What needs to be done |
Search the data for the word "name" and copy every line that contains it.

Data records
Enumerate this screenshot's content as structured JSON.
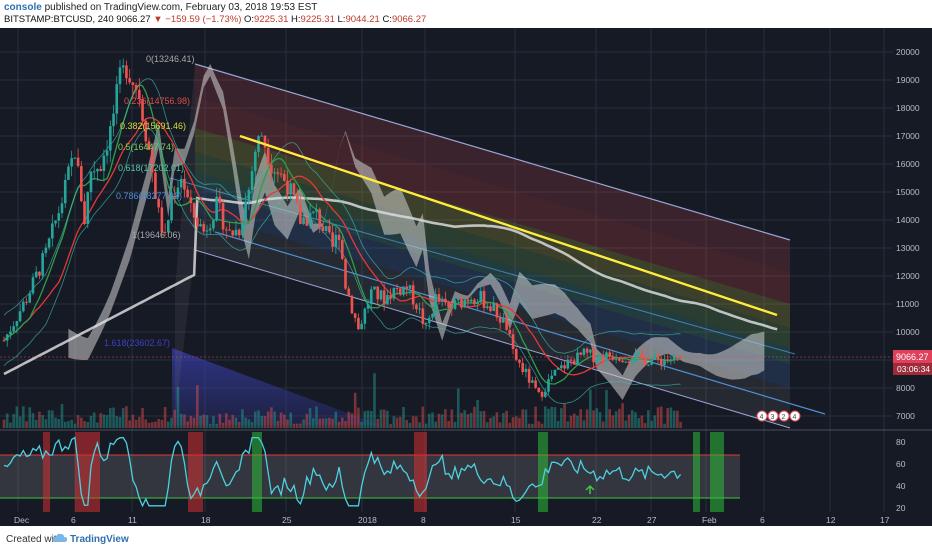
{
  "header": {
    "user": "console",
    "published": "published on TradingView.com, February 03, 2018 19:53 EST",
    "symbol": "BITSTAMP:BTCUSD, 240",
    "price": "9066.27",
    "change": "−159.59 (−1.73%)",
    "open_label": "O:",
    "open": "9225.31",
    "high_label": "H:",
    "high": "9225.31",
    "low_label": "L:",
    "low": "9044.21",
    "close_label": "C:",
    "close": "9066.27"
  },
  "footer": {
    "created_with": "Created with",
    "brand": "TradingView"
  },
  "colors": {
    "background": "#161a25",
    "up": "#26a69a",
    "down": "#ef5350",
    "trend": "#ffeb3b",
    "rsi": "#4dd0e1",
    "ma": "#d9d9d9"
  },
  "chart_data": {
    "type": "candlestick",
    "price_axis": {
      "ticks": [
        20000,
        19000,
        18000,
        17000,
        16000,
        15000,
        14000,
        13000,
        12000,
        11000,
        10000,
        9000,
        8000,
        7000
      ],
      "range": [
        6500,
        20800
      ]
    },
    "last_price_label": "9066.27",
    "countdown_label": "03:06:34",
    "x_axis": {
      "ticks": [
        "Dec",
        "6",
        "11",
        "18",
        "25",
        "2018",
        "8",
        "15",
        "22",
        "27",
        "Feb",
        "6",
        "12",
        "17"
      ]
    },
    "rsi_axis": {
      "ticks": [
        80,
        60,
        40,
        20
      ],
      "range": [
        15,
        90
      ]
    },
    "fib_levels": [
      {
        "label": "0(13246.41)",
        "color": "#a8a8a8"
      },
      {
        "label": "0.236(14756.98)",
        "color": "#e04b4b"
      },
      {
        "label": "0.382(15691.46)",
        "color": "#d9d93a"
      },
      {
        "label": "0.5(16447.74)",
        "color": "#7ccf5f"
      },
      {
        "label": "0.618(17202.01)",
        "color": "#55c9a3"
      },
      {
        "label": "0.786(18277.32)",
        "color": "#4f8fd6"
      },
      {
        "label": "1(19646.06)",
        "color": "#a8a8a8"
      },
      {
        "label": "1.618(23602.67)",
        "color": "#4040c0"
      }
    ],
    "price_series": {
      "d": [
        0,
        7,
        13,
        18,
        22,
        25,
        27,
        30,
        33,
        36,
        38,
        42,
        45,
        48,
        50,
        52,
        55,
        58,
        62,
        66,
        70,
        73,
        76,
        78,
        80,
        83,
        88,
        92,
        97,
        102,
        104,
        106,
        110,
        114,
        118,
        121,
        125,
        128,
        131,
        134,
        138,
        142,
        145,
        148,
        152,
        156,
        158,
        162,
        166,
        170,
        175,
        180,
        185,
        190,
        195,
        200,
        204,
        206,
        208,
        210
      ],
      "p": [
        9700,
        11200,
        12800,
        14700,
        16500,
        14000,
        15800,
        16000,
        17200,
        19000,
        19500,
        18500,
        16500,
        14200,
        13300,
        14800,
        15600,
        14300,
        13600,
        14500,
        13500,
        13700,
        15100,
        16500,
        17100,
        16000,
        15300,
        14000,
        14200,
        13000,
        13600,
        11700,
        10100,
        11400,
        11200,
        11500,
        11600,
        11000,
        10100,
        11200,
        10800,
        11100,
        11300,
        11200,
        10800,
        10200,
        9200,
        8500,
        7700,
        8400,
        8900,
        9200,
        9100,
        9200,
        9066,
        9000,
        9000,
        9050,
        9020,
        9066
      ],
      "x_domain": [
        0,
        230
      ]
    },
    "rsi_band": [
      30,
      70
    ],
    "badges": [
      "4",
      "3",
      "2",
      "4"
    ]
  }
}
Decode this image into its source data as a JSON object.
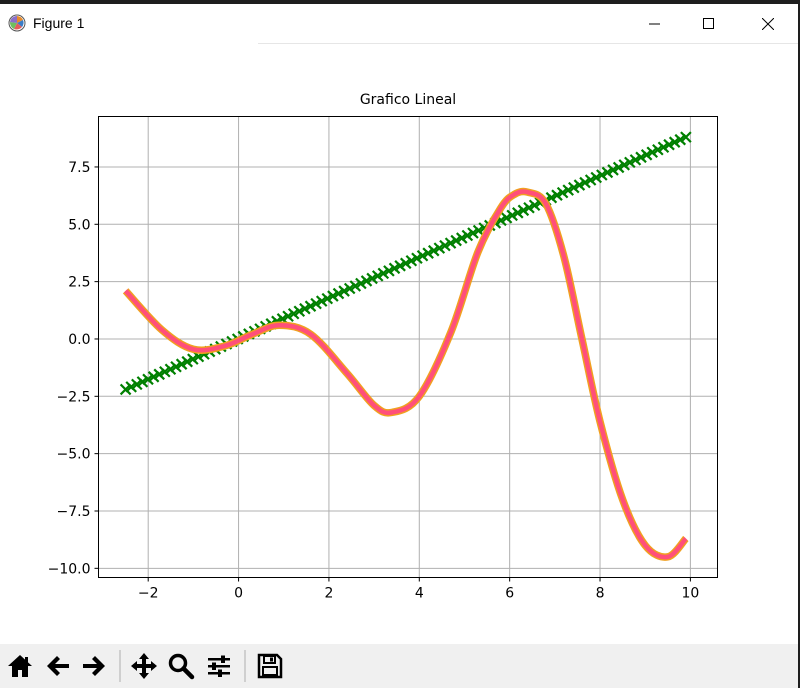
{
  "window": {
    "title": "Figure 1"
  },
  "chart_data": {
    "type": "line",
    "title": "Grafico Lineal",
    "xlabel": "",
    "ylabel": "",
    "xlim": [
      -3.1,
      10.6
    ],
    "ylim": [
      -10.4,
      9.7
    ],
    "xticks": [
      -2,
      0,
      2,
      4,
      6,
      8,
      10
    ],
    "xtick_labels": [
      "−2",
      "0",
      "2",
      "4",
      "6",
      "8",
      "10"
    ],
    "yticks": [
      7.5,
      5.0,
      2.5,
      0.0,
      -2.5,
      -5.0,
      -7.5,
      -10.0
    ],
    "ytick_labels": [
      "7.5",
      "5.0",
      "2.5",
      "0.0",
      "−2.5",
      "−5.0",
      "−7.5",
      "−10.0"
    ],
    "grid": true,
    "series": [
      {
        "color": "#008000",
        "marker": "x",
        "linestyle": "none",
        "x": [
          -2.5,
          9.9
        ],
        "y": [
          -2.2,
          8.8
        ]
      },
      {
        "color": "#ff4f7a",
        "edge_color": "#f0a020",
        "x": [
          -2.5,
          -1.7,
          -1.0,
          -0.3,
          0.3,
          0.9,
          1.6,
          2.4,
          3.0,
          3.4,
          4.0,
          4.7,
          5.3,
          5.8,
          6.1,
          6.4,
          6.8,
          7.2,
          7.6,
          8.0,
          8.5,
          9.0,
          9.5,
          9.9
        ],
        "y": [
          2.1,
          0.4,
          -0.45,
          -0.3,
          0.2,
          0.6,
          0.2,
          -1.5,
          -2.9,
          -3.2,
          -2.5,
          0.3,
          3.8,
          5.7,
          6.3,
          6.4,
          5.9,
          3.6,
          0.0,
          -3.6,
          -7.0,
          -9.0,
          -9.5,
          -8.7
        ]
      }
    ]
  },
  "toolbar": {
    "items": [
      {
        "name": "home-icon"
      },
      {
        "name": "back-arrow-icon"
      },
      {
        "name": "forward-arrow-icon"
      },
      {
        "name": "pan-icon"
      },
      {
        "name": "zoom-icon"
      },
      {
        "name": "configure-subplots-icon"
      },
      {
        "name": "save-icon"
      }
    ]
  }
}
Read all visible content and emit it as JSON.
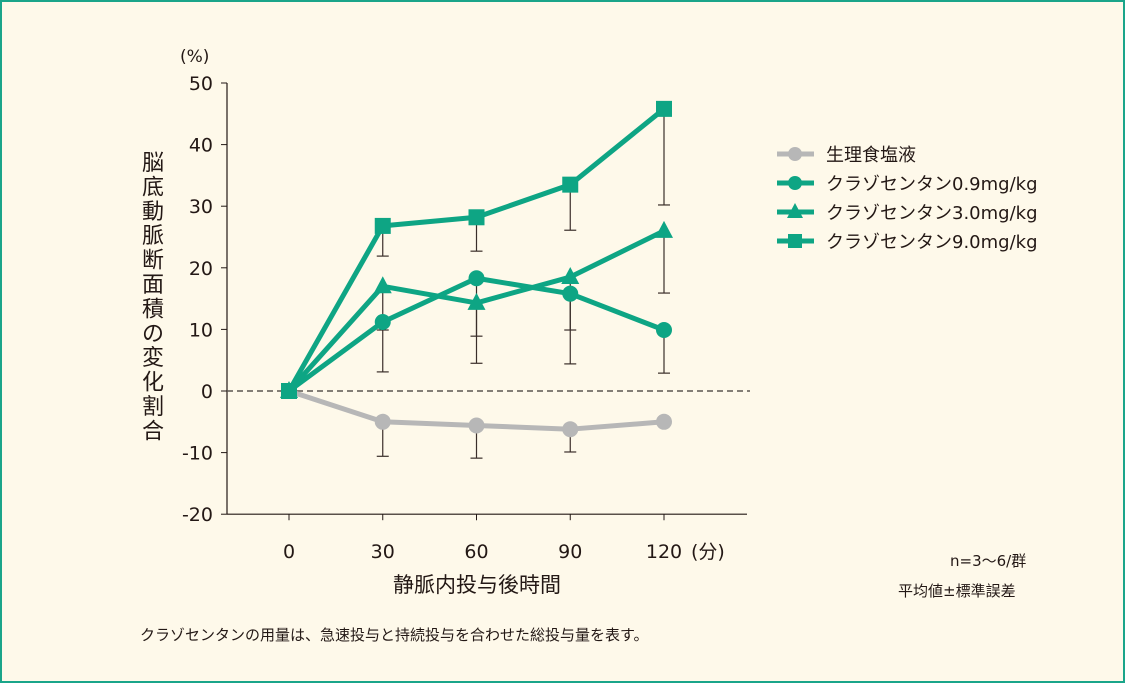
{
  "chart_data": {
    "type": "line",
    "ylabel": "脳底動脈断面積の変化割合",
    "yunit": "(%)",
    "xlabel": "静脈内投与後時間",
    "xunit": "(分)",
    "x": [
      0,
      30,
      60,
      90,
      120
    ],
    "ylim": [
      -20,
      50
    ],
    "yticks": [
      50,
      40,
      30,
      20,
      10,
      0,
      -10,
      -20
    ],
    "xticks": [
      0,
      30,
      60,
      90,
      120
    ],
    "reference_line": 0,
    "grid": false,
    "legend_position": "right",
    "series": [
      {
        "name": "生理食塩液",
        "marker": "circle",
        "color": "#b7b7b7",
        "values": [
          0,
          -5.0,
          -5.6,
          -6.2,
          -5.0
        ],
        "error_lower": [
          0,
          5.6,
          5.3,
          3.7,
          0
        ]
      },
      {
        "name": "クラゾセンタン0.9mg/kg",
        "marker": "circle",
        "color": "#0ea584",
        "values": [
          0,
          11.2,
          18.3,
          15.8,
          9.9
        ],
        "error_lower": [
          0,
          8.1,
          13.8,
          11.4,
          7.0
        ]
      },
      {
        "name": "クラゾセンタン3.0mg/kg",
        "marker": "triangle",
        "color": "#0ea584",
        "values": [
          0,
          17.0,
          14.3,
          18.5,
          26.0
        ],
        "error_lower": [
          0,
          7.1,
          5.4,
          8.6,
          10.1
        ]
      },
      {
        "name": "クラゾセンタン9.0mg/kg",
        "marker": "square",
        "color": "#0ea584",
        "values": [
          0,
          26.8,
          28.2,
          33.5,
          45.8
        ],
        "error_lower": [
          0,
          4.9,
          5.5,
          7.4,
          15.6
        ]
      }
    ]
  },
  "notes": {
    "n": "n=3〜6/群",
    "stat": "平均値±標準誤差",
    "footnote": "クラゾセンタンの用量は、急速投与と持続投与を合わせた総投与量を表す。"
  }
}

Response |
        "name": "home-icon"
        "name": "back-arrow-icon"
        "name": "forward-arrow-icon"
        "name": "pan-icon"
        "name": "zoom-icon"
        "name": "configure-subplots-icon"
        "name": "save-icon"
        "name": "生理食塩液",
        "name": "クラゾセンタン0.9mg/kg",
        "name": "クラゾセンタン3.0mg/kg",
        "name": "クラゾセンタン9.0mg/kg",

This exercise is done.